• **GIVEN TASK**
Copy every line in the records below that contains the word "trường".

Stored records

------------------------

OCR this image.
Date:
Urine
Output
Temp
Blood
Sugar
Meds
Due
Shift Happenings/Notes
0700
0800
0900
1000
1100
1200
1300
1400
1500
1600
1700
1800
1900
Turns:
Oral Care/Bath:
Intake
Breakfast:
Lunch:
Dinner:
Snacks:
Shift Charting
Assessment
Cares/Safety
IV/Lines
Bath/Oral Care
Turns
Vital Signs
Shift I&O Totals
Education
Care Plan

------------------------

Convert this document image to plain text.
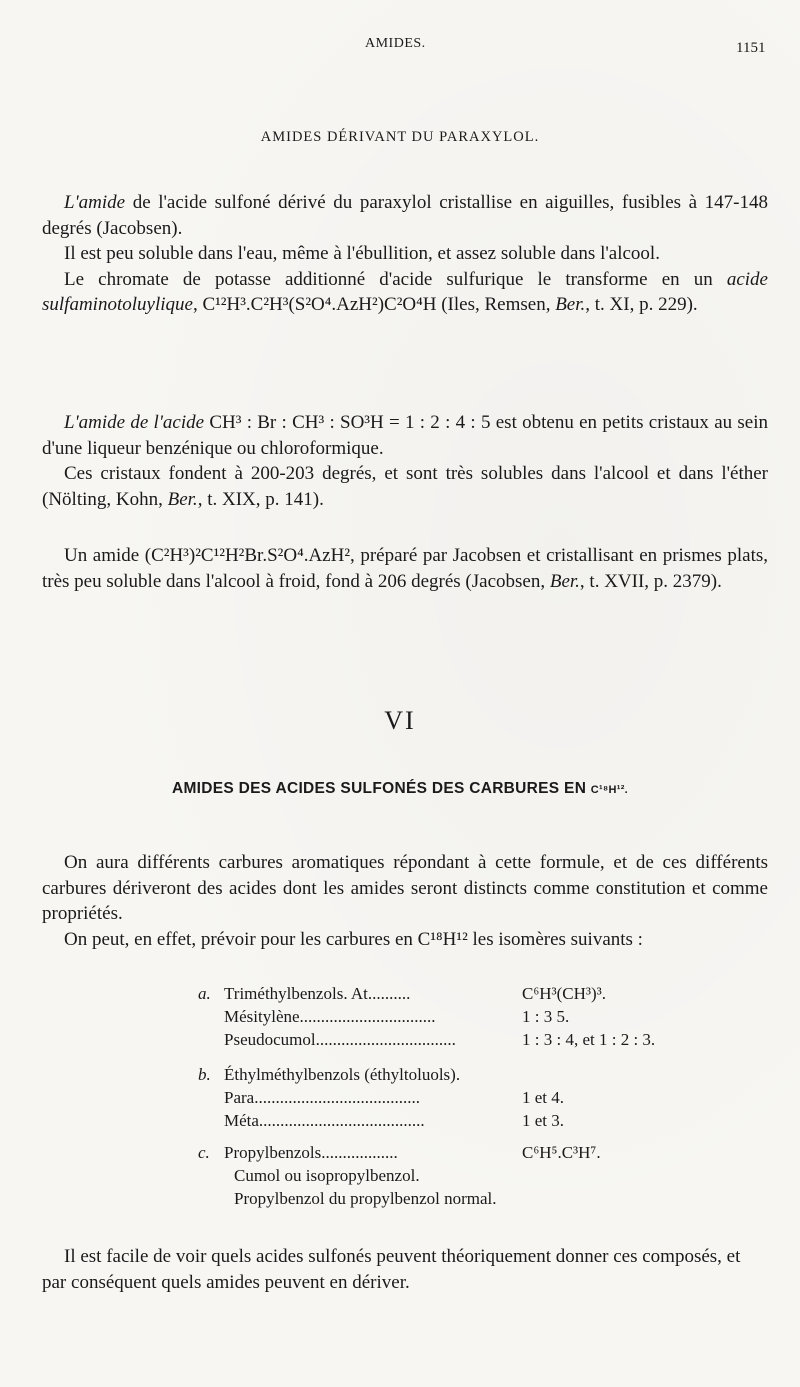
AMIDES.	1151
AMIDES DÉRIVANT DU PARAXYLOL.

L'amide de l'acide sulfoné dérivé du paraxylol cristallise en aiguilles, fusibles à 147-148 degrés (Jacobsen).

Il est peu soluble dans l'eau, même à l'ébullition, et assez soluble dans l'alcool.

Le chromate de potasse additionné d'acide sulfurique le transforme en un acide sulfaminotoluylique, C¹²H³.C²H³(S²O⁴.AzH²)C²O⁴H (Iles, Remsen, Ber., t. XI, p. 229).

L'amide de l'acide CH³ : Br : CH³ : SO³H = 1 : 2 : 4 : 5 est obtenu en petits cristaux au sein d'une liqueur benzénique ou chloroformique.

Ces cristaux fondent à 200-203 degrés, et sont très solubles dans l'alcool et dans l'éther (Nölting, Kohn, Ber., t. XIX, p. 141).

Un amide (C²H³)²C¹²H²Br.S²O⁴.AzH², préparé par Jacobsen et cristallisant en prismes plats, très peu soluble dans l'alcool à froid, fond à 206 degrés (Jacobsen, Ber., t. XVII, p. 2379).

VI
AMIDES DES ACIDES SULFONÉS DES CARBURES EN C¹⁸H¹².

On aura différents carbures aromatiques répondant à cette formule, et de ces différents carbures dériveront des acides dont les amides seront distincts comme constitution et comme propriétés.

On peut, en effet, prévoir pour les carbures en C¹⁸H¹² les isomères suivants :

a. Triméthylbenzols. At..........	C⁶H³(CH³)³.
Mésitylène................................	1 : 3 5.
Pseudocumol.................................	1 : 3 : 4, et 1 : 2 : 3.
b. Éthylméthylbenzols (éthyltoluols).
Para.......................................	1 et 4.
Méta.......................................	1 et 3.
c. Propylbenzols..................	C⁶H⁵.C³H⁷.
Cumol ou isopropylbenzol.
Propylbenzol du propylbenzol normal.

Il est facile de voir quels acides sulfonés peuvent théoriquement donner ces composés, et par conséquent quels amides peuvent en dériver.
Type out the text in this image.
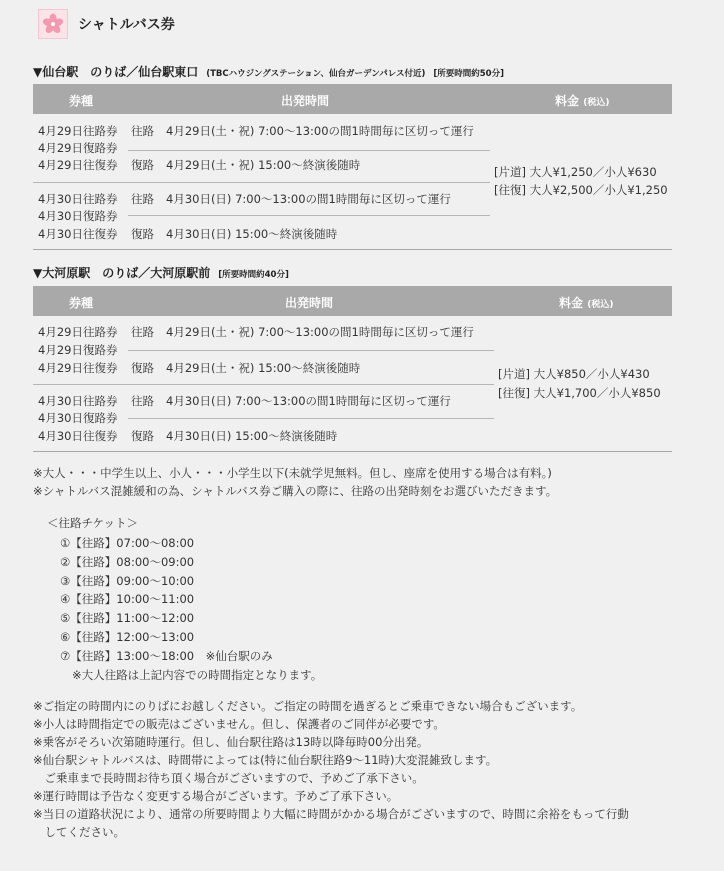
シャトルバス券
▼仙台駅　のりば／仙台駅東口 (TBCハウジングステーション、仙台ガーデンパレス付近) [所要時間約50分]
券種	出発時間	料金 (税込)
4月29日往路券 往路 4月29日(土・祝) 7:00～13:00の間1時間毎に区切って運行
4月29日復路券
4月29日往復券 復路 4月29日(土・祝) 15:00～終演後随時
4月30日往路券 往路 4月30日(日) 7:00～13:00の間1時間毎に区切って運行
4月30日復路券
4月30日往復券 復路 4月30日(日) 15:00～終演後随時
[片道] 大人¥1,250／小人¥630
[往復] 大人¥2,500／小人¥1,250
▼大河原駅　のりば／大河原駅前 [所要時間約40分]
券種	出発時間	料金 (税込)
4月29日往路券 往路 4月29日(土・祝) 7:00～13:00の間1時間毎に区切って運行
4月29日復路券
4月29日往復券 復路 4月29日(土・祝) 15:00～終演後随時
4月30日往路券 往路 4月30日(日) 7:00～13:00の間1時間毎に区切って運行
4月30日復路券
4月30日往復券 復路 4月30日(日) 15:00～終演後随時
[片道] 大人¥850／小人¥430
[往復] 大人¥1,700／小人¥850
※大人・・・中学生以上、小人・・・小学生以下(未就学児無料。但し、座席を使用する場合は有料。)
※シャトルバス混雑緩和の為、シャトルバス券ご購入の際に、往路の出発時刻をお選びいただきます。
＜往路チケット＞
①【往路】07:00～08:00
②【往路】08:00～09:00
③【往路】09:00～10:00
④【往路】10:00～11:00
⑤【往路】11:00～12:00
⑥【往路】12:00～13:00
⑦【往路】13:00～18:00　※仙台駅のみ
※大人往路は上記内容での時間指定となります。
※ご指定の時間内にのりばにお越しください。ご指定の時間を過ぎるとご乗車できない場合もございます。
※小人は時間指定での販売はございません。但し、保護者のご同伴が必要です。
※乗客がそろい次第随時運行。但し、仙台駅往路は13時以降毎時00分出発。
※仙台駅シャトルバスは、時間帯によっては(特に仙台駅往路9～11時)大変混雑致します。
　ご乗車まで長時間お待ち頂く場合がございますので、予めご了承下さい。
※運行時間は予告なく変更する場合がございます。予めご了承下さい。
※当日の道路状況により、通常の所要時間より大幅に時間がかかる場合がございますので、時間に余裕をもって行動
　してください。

------------------------

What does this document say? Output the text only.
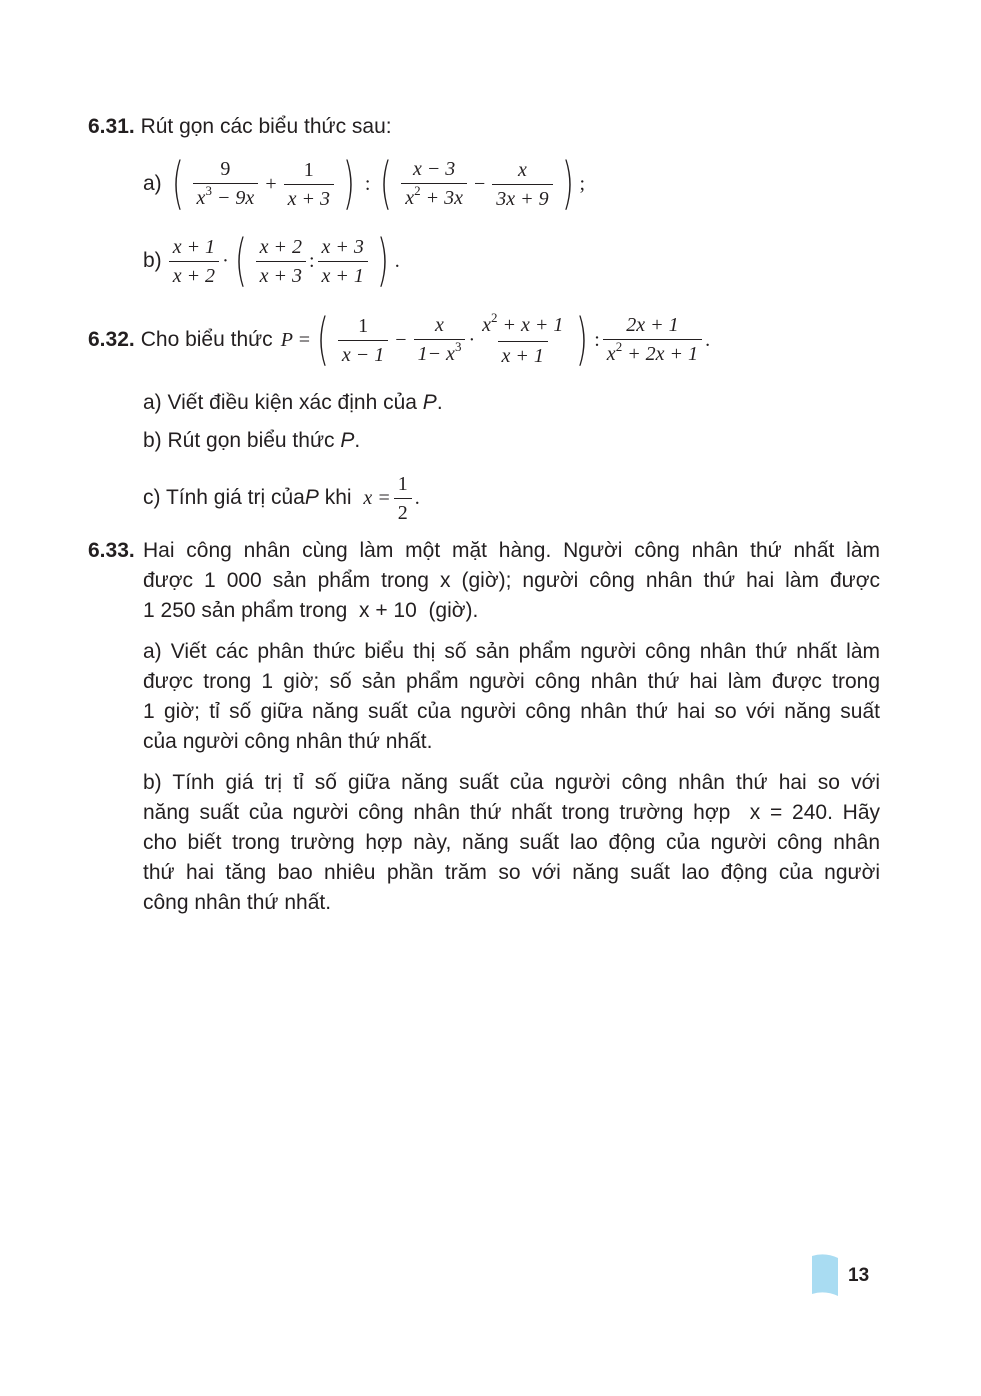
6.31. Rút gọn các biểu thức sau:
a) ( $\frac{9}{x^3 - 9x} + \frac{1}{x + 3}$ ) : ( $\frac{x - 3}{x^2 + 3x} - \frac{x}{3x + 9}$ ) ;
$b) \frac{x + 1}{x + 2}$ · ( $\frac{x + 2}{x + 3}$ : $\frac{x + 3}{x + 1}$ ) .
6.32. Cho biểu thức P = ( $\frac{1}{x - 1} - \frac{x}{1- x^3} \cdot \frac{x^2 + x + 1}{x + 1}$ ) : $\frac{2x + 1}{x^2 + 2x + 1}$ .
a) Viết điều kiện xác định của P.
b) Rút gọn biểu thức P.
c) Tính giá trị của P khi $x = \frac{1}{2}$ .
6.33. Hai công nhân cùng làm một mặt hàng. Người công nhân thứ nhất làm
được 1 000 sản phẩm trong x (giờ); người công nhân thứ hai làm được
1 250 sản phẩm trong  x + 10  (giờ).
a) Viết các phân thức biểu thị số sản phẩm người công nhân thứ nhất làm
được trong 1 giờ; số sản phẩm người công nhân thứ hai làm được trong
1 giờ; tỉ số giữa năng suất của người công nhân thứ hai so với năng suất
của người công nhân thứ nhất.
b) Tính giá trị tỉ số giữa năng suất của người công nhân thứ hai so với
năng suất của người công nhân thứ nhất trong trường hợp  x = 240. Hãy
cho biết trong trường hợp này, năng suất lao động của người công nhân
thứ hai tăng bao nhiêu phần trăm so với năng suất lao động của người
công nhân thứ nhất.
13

------------------------

• **ANSWER IN FULL**
năng suất của người công nhân thứ nhất trong trường hợp  x = 240. Hãy
cho biết trong trường hợp này, năng suất lao động của người công nhân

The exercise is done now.